> **WHAT THE TASK ASKS**
In the entries that follow, how many lines contain "Nursing"? Answer with the number only.
____
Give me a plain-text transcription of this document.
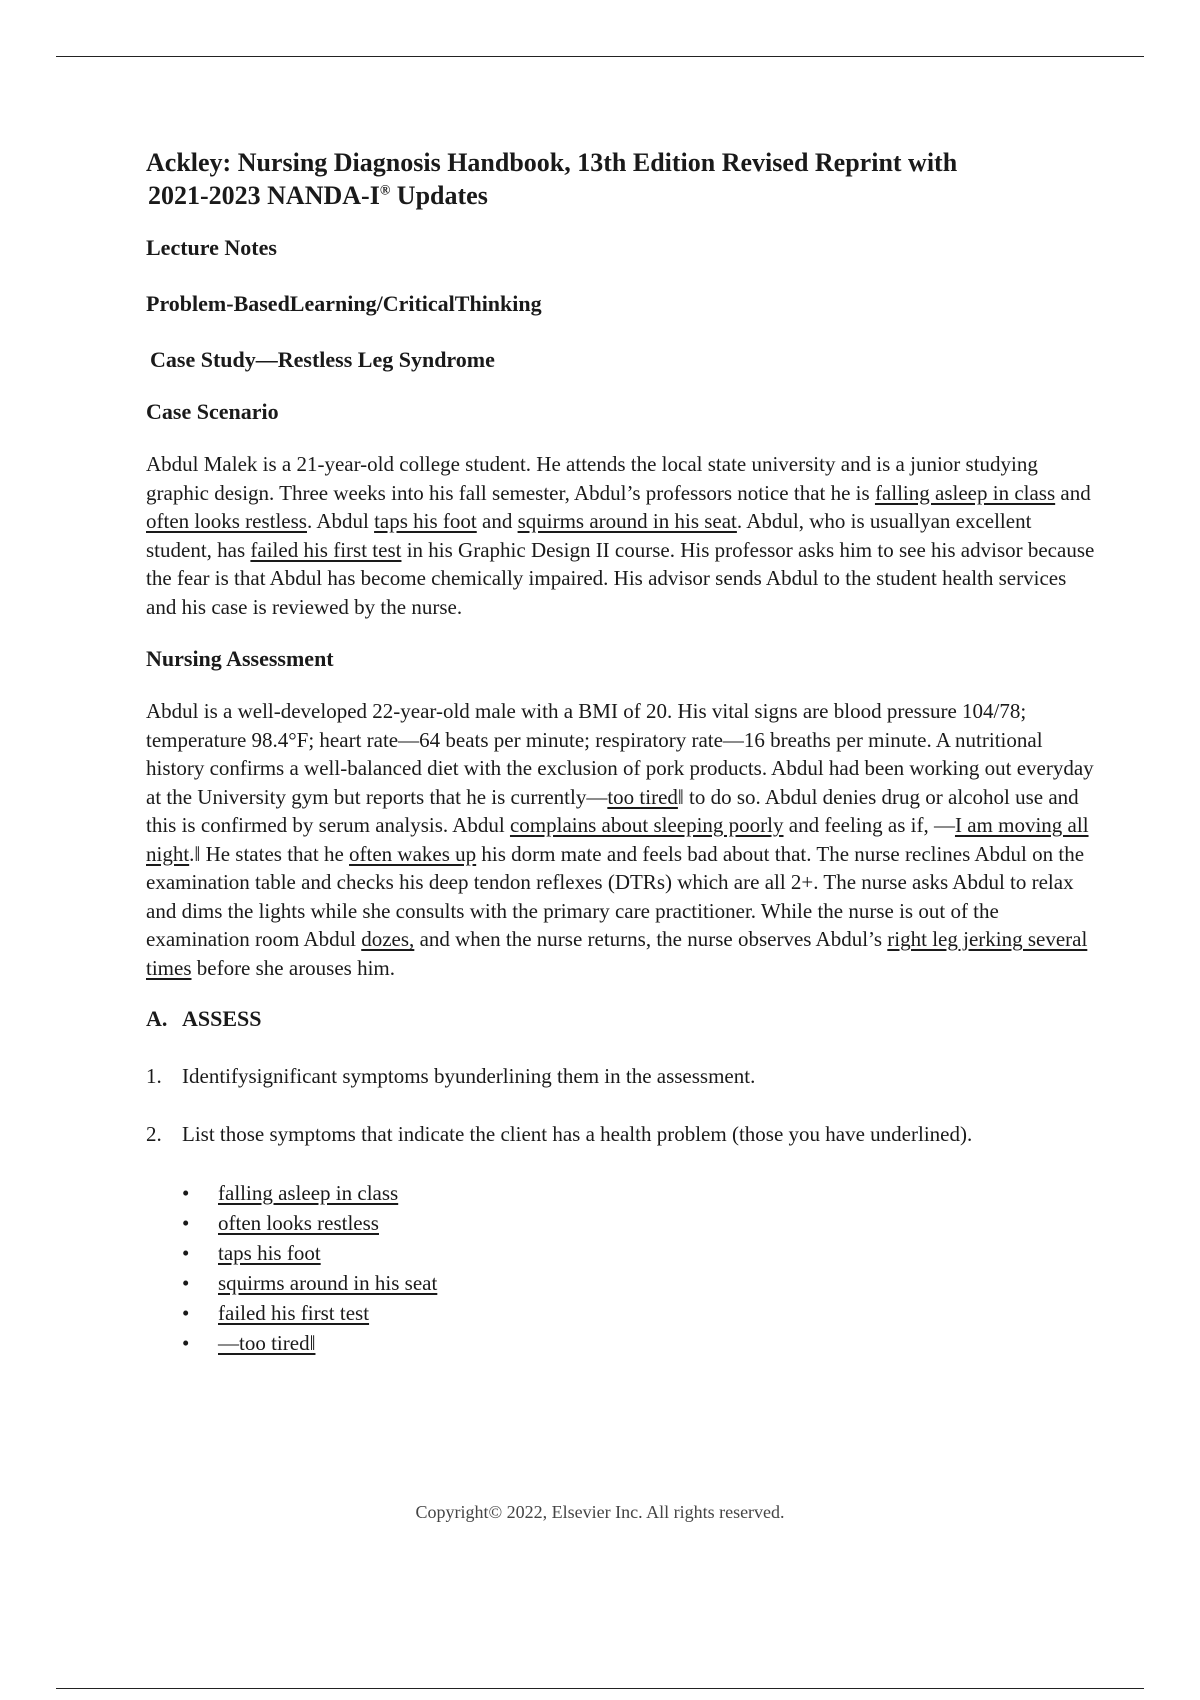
Ackley: Nursing Diagnosis Handbook, 13th Edition Revised Reprint with
2021-2023 NANDA-I® Updates
Lecture Notes
Problem-BasedLearning/CriticalThinking
Case Study—Restless Leg Syndrome
Case Scenario

Abdul Malek is a 21-year-old college student. He attends the local state university and is a junior studying graphic design. Three weeks into his fall semester, Abdul’s professors notice that he is falling asleep in class and often looks restless. Abdul taps his foot and squirms around in his seat. Abdul, who is usuallyan excellent student, has failed his first test in his Graphic Design II course. His professor asks him to see his advisor because the fear is that Abdul has become chemically impaired. His advisor sends Abdul to the student health services and his case is reviewed by the nurse.

Nursing Assessment

Abdul is a well-developed 22-year-old male with a BMI of 20. His vital signs are blood pressure 104/78; temperature 98.4°F; heart rate—64 beats per minute; respiratory rate—16 breaths per minute. A nutritional history confirms a well-balanced diet with the exclusion of pork products. Abdul had been working out everyday at the University gym but reports that he is currently—too tired‖ to do so. Abdul denies drug or alcohol use and this is confirmed by serum analysis. Abdul complains about sleeping poorly and feeling as if, —I am moving all night.‖ He states that he often wakes up his dorm mate and feels bad about that. The nurse reclines Abdul on the examination table and checks his deep tendon reflexes (DTRs) which are all 2+. The nurse asks Abdul to relax and dims the lights while she consults with the primary care practitioner. While the nurse is out of the examination room Abdul dozes, and when the nurse returns, the nurse observes Abdul’s right leg jerking several times before she arouses him.

A. ASSESS
1. Identifysignificant symptoms byunderlining them in the assessment.
2. List those symptoms that indicate the client has a health problem (those you have underlined).
•	falling asleep in class
•	often looks restless
•	taps his foot
•	squirms around in his seat
•	failed his first test
•	—too tired‖
Copyright© 2022, Elsevier Inc. All rights reserved.
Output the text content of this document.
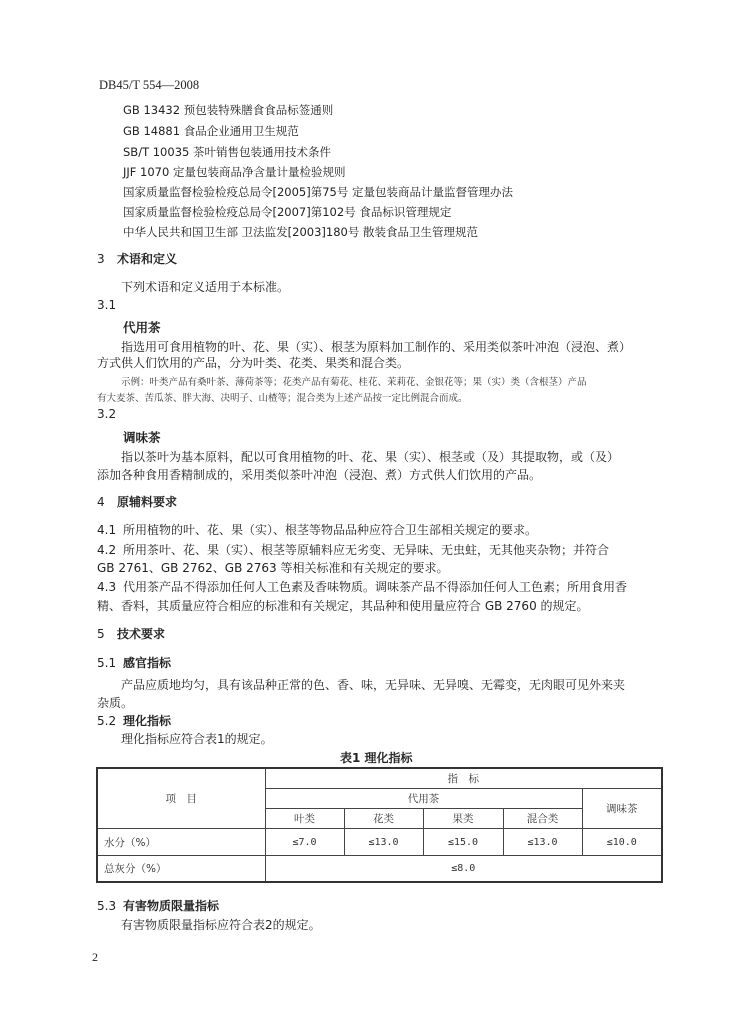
DB45/T 554—2008
GB 13432 预包装特殊膳食食品标签通则
GB 14881 食品企业通用卫生规范
SB/T 10035 茶叶销售包装通用技术条件
JJF 1070 定量包装商品净含量计量检验规则
国家质量监督检验检疫总局令[2005]第75号 定量包装商品计量监督管理办法
国家质量监督检验检疫总局令[2007]第102号 食品标识管理规定
中华人民共和国卫生部 卫法监发[2003]180号 散装食品卫生管理规范
3 术语和定义
下列术语和定义适用于本标准。
3.1
代用茶
指选用可食用植物的叶、花、果（实）、根茎为原料加工制作的、采用类似茶叶冲泡（浸泡、煮）
方式供人们饮用的产品，分为叶类、花类、果类和混合类。
示例：叶类产品有桑叶茶、薄荷茶等；花类产品有菊花、桂花、茉莉花、金银花等；果（实）类（含根茎）产品
有大麦茶、苦瓜茶、胖大海、决明子、山楂等；混合类为上述产品按一定比例混合而成。
3.2
调味茶
指以茶叶为基本原料，配以可食用植物的叶、花、果（实）、根茎或（及）其提取物，或（及）
添加各种食用香精制成的，采用类似茶叶冲泡（浸泡、煮）方式供人们饮用的产品。
4 原辅料要求
4.1 所用植物的叶、花、果（实）、根茎等物品品种应符合卫生部相关规定的要求。
4.2 所用茶叶、花、果（实）、根茎等原辅料应无劣变、无异味、无虫蛀，无其他夹杂物；并符合
GB 2761、GB 2762、GB 2763 等相关标准和有关规定的要求。
4.3 代用茶产品不得添加任何人工色素及香味物质。调味茶产品不得添加任何人工色素；所用食用香
精、香料，其质量应符合相应的标准和有关规定，其品种和使用量应符合 GB 2760 的规定。
5 技术要求
5.1 感官指标
产品应质地均匀，具有该品种正常的色、香、味，无异味、无异嗅、无霉变，无肉眼可见外来夹
杂质。
5.2 理化指标
理化指标应符合表1的规定。
表1 理化指标
项　目	指　标				
	代用茶				调味茶
	叶类	花类	果类	混合类	
水分（%）	≤7.0	≤13.0	≤15.0	≤13.0	≤10.0
总灰分（%）	≤8.0				
5.3 有害物质限量指标
有害物质限量指标应符合表2的规定。
2
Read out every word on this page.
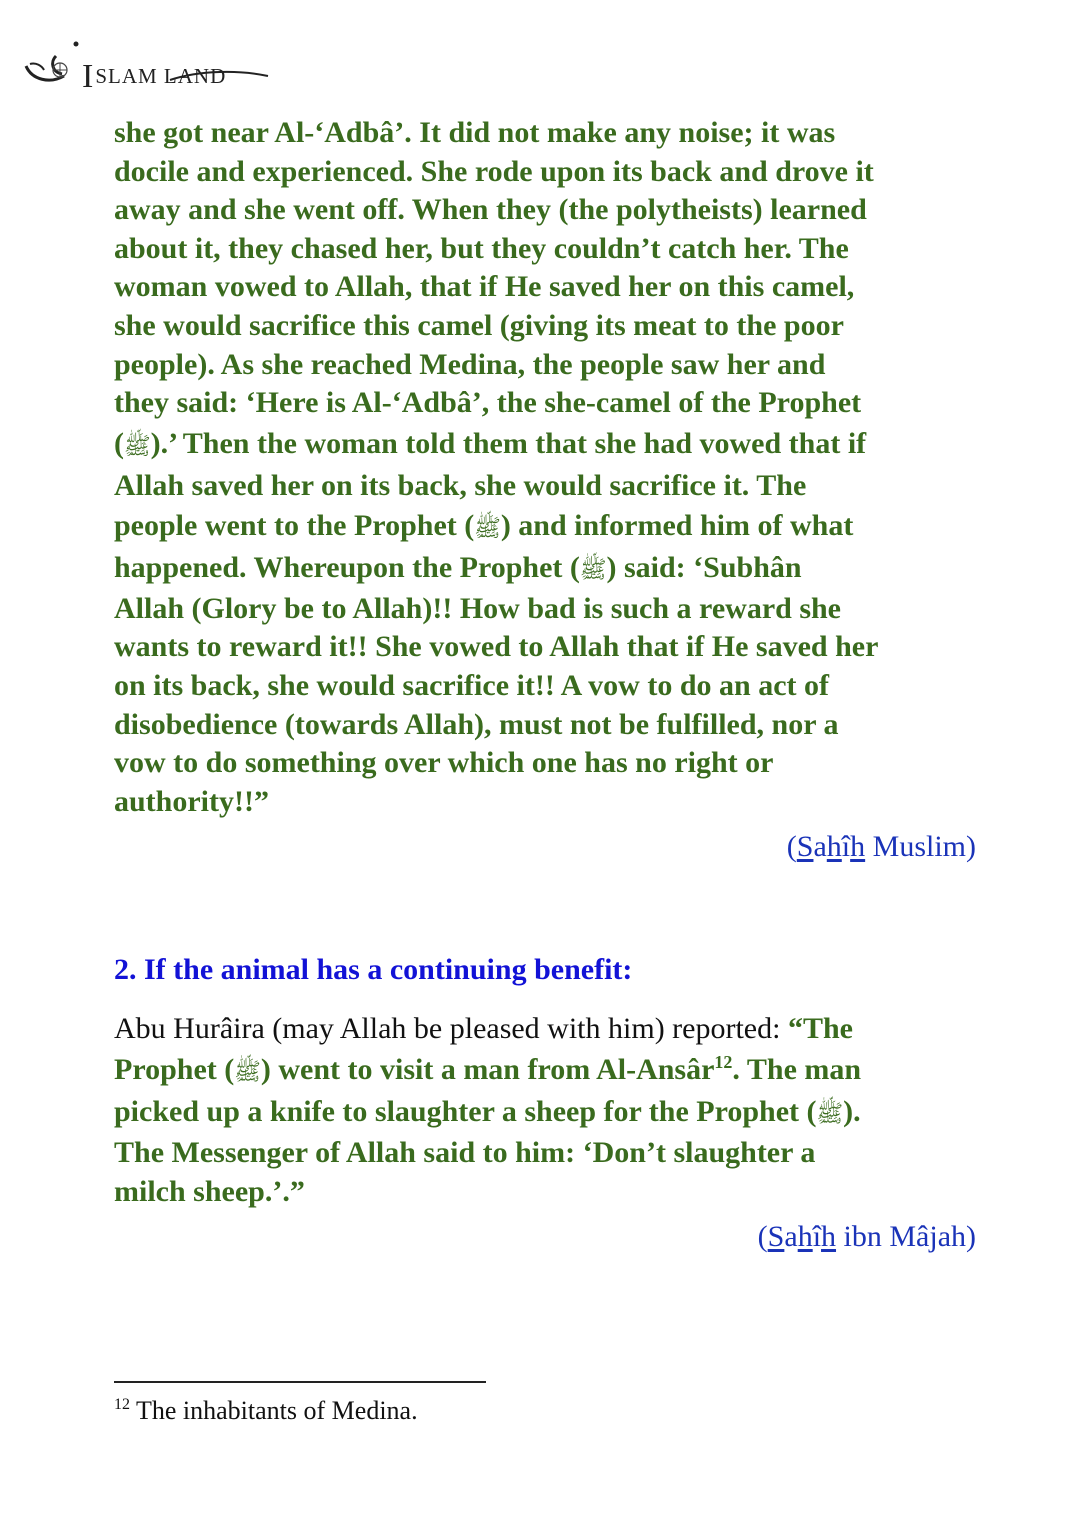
ISLAM LAND

she got near Al-‘Adbâ’. It did not make any noise; it was

docile and experienced. She rode upon its back and drove it

away and she went off. When they (the polytheists) learned

about it, they chased her, but they couldn’t catch her. The

woman vowed to Allah, that if He saved her on this camel,

she would sacrifice this camel (giving its meat to the poor

people). As she reached Medina, the people saw her and

they said: ‘Here is Al-‘Adbâ’, the she-camel of the Prophet

(ﷺ).’ Then the woman told them that she had vowed that if

Allah saved her on its back, she would sacrifice it. The

people went to the Prophet (ﷺ) and informed him of what

happened. Whereupon the Prophet (ﷺ) said: ‘Subhân

Allah (Glory be to Allah)!! How bad is such a reward she

wants to reward it!! She vowed to Allah that if He saved her

on its back, she would sacrifice it!! A vow to do an act of

disobedience (towards Allah), must not be fulfilled, nor a

vow to do something over which one has no right or

authority!!”

(Sahîh Muslim)
2. If the animal has a continuing benefit:

Abu Hurâira (may Allah be pleased with him) reported: “The

Prophet (ﷺ) went to visit a man from Al-Ansâr$^{12}$. The man

picked up a knife to slaughter a sheep for the Prophet (ﷺ).

The Messenger of Allah said to him: ‘Don’t slaughter a

milch sheep.’.”

(Sahîh ibn Mâjah)
$^{12}$ The inhabitants of Medina.
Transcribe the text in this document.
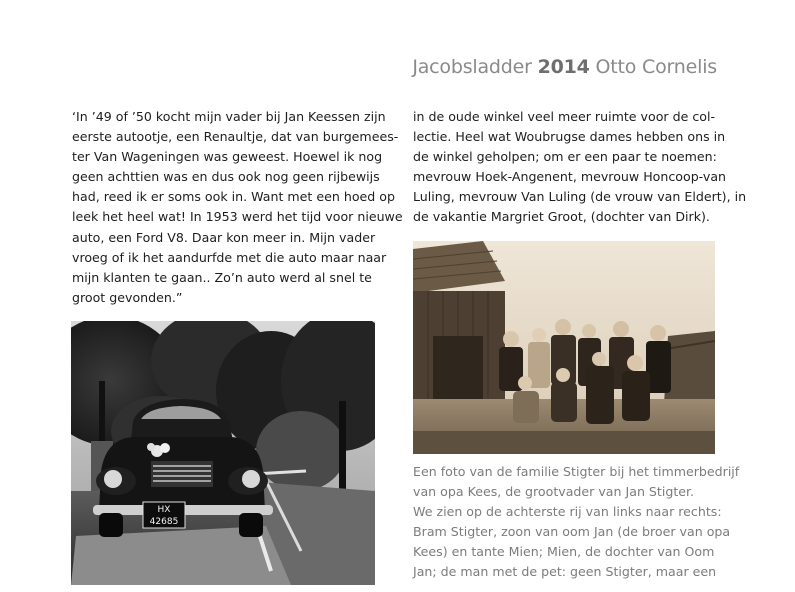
Jacobsladder 2014 Otto Cornelis
‘In ’49 of ’50 kocht mijn vader bij Jan Keessen zijn
eerste autootje, een Renaultje, dat van burgemees-
ter Van Wageningen was geweest. Hoewel ik nog
geen achttien was en dus ook nog geen rijbewijs
had, reed ik er soms ook in. Want met een hoed op
leek het heel wat! In 1953 werd het tijd voor nieuwe
auto, een Ford V8. Daar kon meer in. Mijn vader
vroeg of ik het aandurfde met die auto maar naar
mijn klanten te gaan.. Zo’n auto werd al snel te
groot gevonden.”
in de oude winkel veel meer ruimte voor de col-
lectie. Heel wat Woubrugse dames hebben ons in
de winkel geholpen; om er een paar te noemen:
mevrouw Hoek-Angenent, mevrouw Honcoop-van
Luling, mevrouw Van Luling (de vrouw van Eldert), in
de vakantie Margriet Groot, (dochter van Dirk).
HX
42685
Een foto van de familie Stigter bij het timmerbedrijf
van opa Kees, de grootvader van Jan Stigter.
We zien op de achterste rij van links naar rechts:
Bram Stigter, zoon van oom Jan (de broer van opa
Kees) en tante Mien; Mien, de dochter van Oom
Jan; de man met de pet: geen Stigter, maar een
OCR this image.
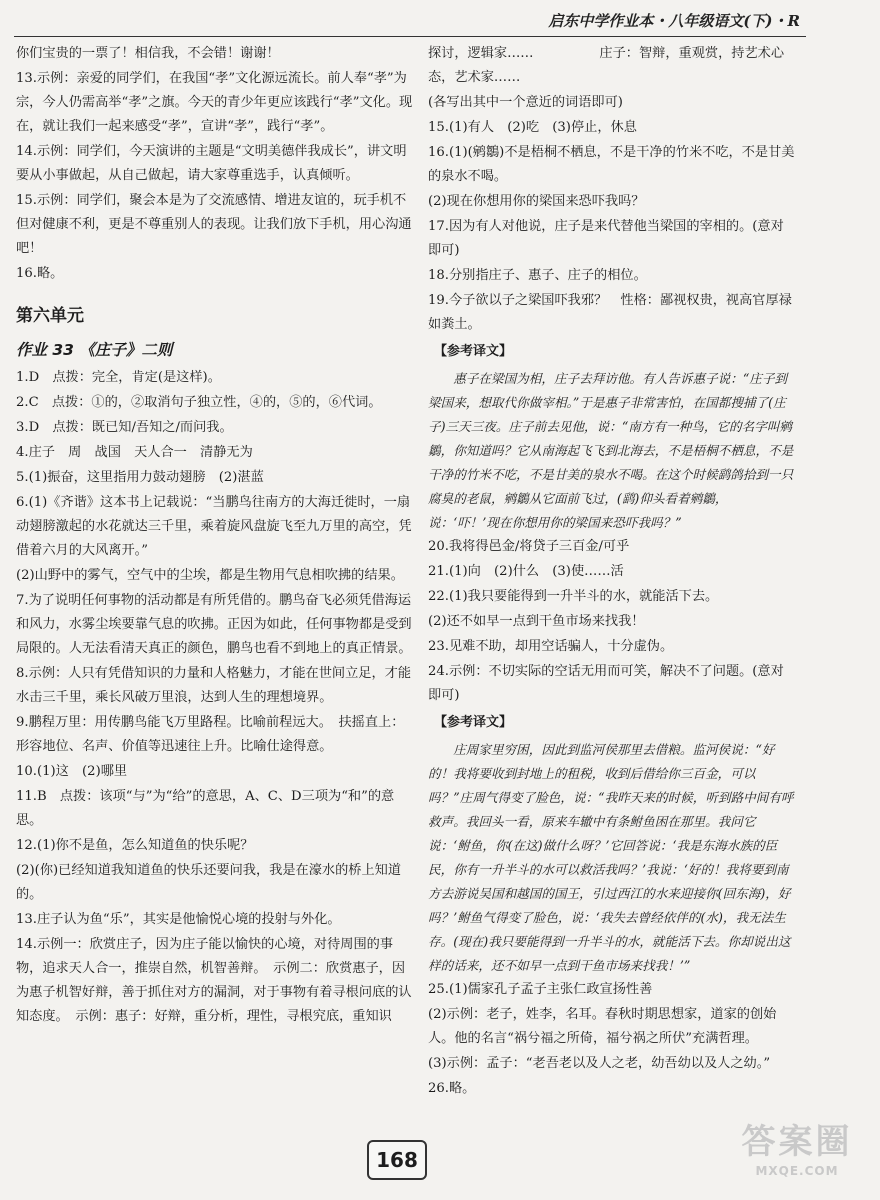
启东中学作业本・八年级语文(下)・R

你们宝贵的一票了！相信我，不会错！谢谢！

13.示例：亲爱的同学们，在我国“孝”文化源远流长。前人奉“孝”为宗，今人仍需高举“孝”之旗。今天的青少年更应该践行“孝”文化。现在，就让我们一起来感受“孝”，宣讲“孝”，践行“孝”。

14.示例：同学们，今天演讲的主题是“文明美德伴我成长”，讲文明要从小事做起，从自己做起，请大家尊重选手，认真倾听。

15.示例：同学们，聚会本是为了交流感情、增进友谊的，玩手机不但对健康不利，更是不尊重别人的表现。让我们放下手机，用心沟通吧！

16.略。

第六单元
作业 33 《庄子》二则

1.D　点拨：完全，肯定(是这样)。

2.C　点拨：①的，②取消句子独立性，④的，⑤的，⑥代词。

3.D　点拨：既已知/吾知之/而问我。

4.庄子　周　战国　天人合一　清静无为

5.(1)振奋，这里指用力鼓动翅膀　(2)湛蓝

6.(1)《齐谐》这本书上记载说：“当鹏鸟往南方的大海迁徙时，一扇动翅膀激起的水花就达三千里，乘着旋风盘旋飞至九万里的高空，凭借着六月的大风离开。”

(2)山野中的雾气，空气中的尘埃，都是生物用气息相吹拂的结果。

7.为了说明任何事物的活动都是有所凭借的。鹏鸟奋飞必须凭借海运和风力，水雾尘埃要靠气息的吹拂。正因为如此，任何事物都是受到局限的。人无法看清天真正的颜色，鹏鸟也看不到地上的真正情景。

8.示例：人只有凭借知识的力量和人格魅力，才能在世间立足，才能水击三千里，乘长风破万里浪，达到人生的理想境界。

9.鹏程万里：用传鹏鸟能飞万里路程。比喻前程远大。　扶摇直上：形容地位、名声、价值等迅速往上升。比喻仕途得意。

10.(1)这　(2)哪里

11.B　点拨：该项“与”为“给”的意思，A、C、D三项为“和”的意思。

12.(1)你不是鱼，怎么知道鱼的快乐呢？

(2)(你)已经知道我知道鱼的快乐还要问我，我是在濠水的桥上知道的。

13.庄子认为鱼“乐”，其实是他愉悦心境的投射与外化。

14.示例一：欣赏庄子，因为庄子能以愉快的心境，对待周围的事物，追求天人合一，推崇自然，机智善辩。　示例二：欣赏惠子，因为惠子机智好辩，善于抓住对方的漏洞，对于事物有着寻根问底的认知态度。　示例：惠子：好辩，重分析，理性，寻根究底，重知识

探讨，逻辑家……　　　　　庄子：智辩，重观赏，持艺术心态，艺术家……

(各写出其中一个意近的词语即可)

15.(1)有人　(2)吃　(3)停止，休息

16.(1)(鹓鶵)不是梧桐不栖息，不是干净的竹米不吃，不是甘美的泉水不喝。

(2)现在你想用你的梁国来恐吓我吗？

17.因为有人对他说，庄子是来代替他当梁国的宰相的。(意对即可)

18.分别指庄子、惠子、庄子的相位。

19.今子欲以子之梁国吓我邪？　性格：鄙视权贵，视高官厚禄如粪土。

【参考译文】

惠子在梁国为相，庄子去拜访他。有人告诉惠子说：“庄子到梁国来，想取代你做宰相。”于是惠子非常害怕，在国都搜捕了(庄子)三天三夜。庄子前去见他，说：“南方有一种鸟，它的名字叫鹓鶵，你知道吗？它从南海起飞飞到北海去，不是梧桐不栖息，不是干净的竹米不吃，不是甘美的泉水不喝。在这个时候鹞鸽拾到一只腐臭的老鼠，鹓鶵从它面前飞过，(鹞)仰头看着鹓鶵，说：‘吓！’现在你想用你的梁国来恐吓我吗？”

20.我将得邑金/将贷子三百金/可乎

21.(1)向　(2)什么　(3)使……活

22.(1)我只要能得到一升半斗的水，就能活下去。

(2)还不如早一点到干鱼市场来找我！

23.见难不助，却用空话骗人，十分虚伪。

24.示例：不切实际的空话无用而可笑，解决不了问题。(意对即可)

【参考译文】

庄周家里穷困，因此到监河侯那里去借粮。监河侯说：“好的！我将要收到封地上的租税，收到后借给你三百金，可以吗？”庄周气得变了脸色，说：“我昨天来的时候，听到路中间有呼救声。我回头一看，原来车辙中有条鲋鱼困在那里。我问它说：‘鲋鱼，你(在这)做什么呀？’它回答说：‘我是东海水族的臣民，你有一升半斗的水可以救活我吗？’我说：‘好的！我将要到南方去游说吴国和越国的国王，引过西江的水来迎接你(回东海)，好吗？’鲋鱼气得变了脸色，说：‘我失去曾经依伴的(水)，我无法生存。(现在)我只要能得到一升半斗的水，就能活下去。你却说出这样的话来，还不如早一点到干鱼市场来找我！’”

25.(1)儒家孔子孟子主张仁政宣扬性善

(2)示例：老子，姓李，名耳。春秋时期思想家，道家的创始人。他的名言“祸兮福之所倚，福兮祸之所伏”充满哲理。

(3)示例：孟子：“老吾老以及人之老，幼吾幼以及人之幼。”

26.略。

168	答案圈
MXQE.COM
____
> **EXPECTED OUTPUT**
2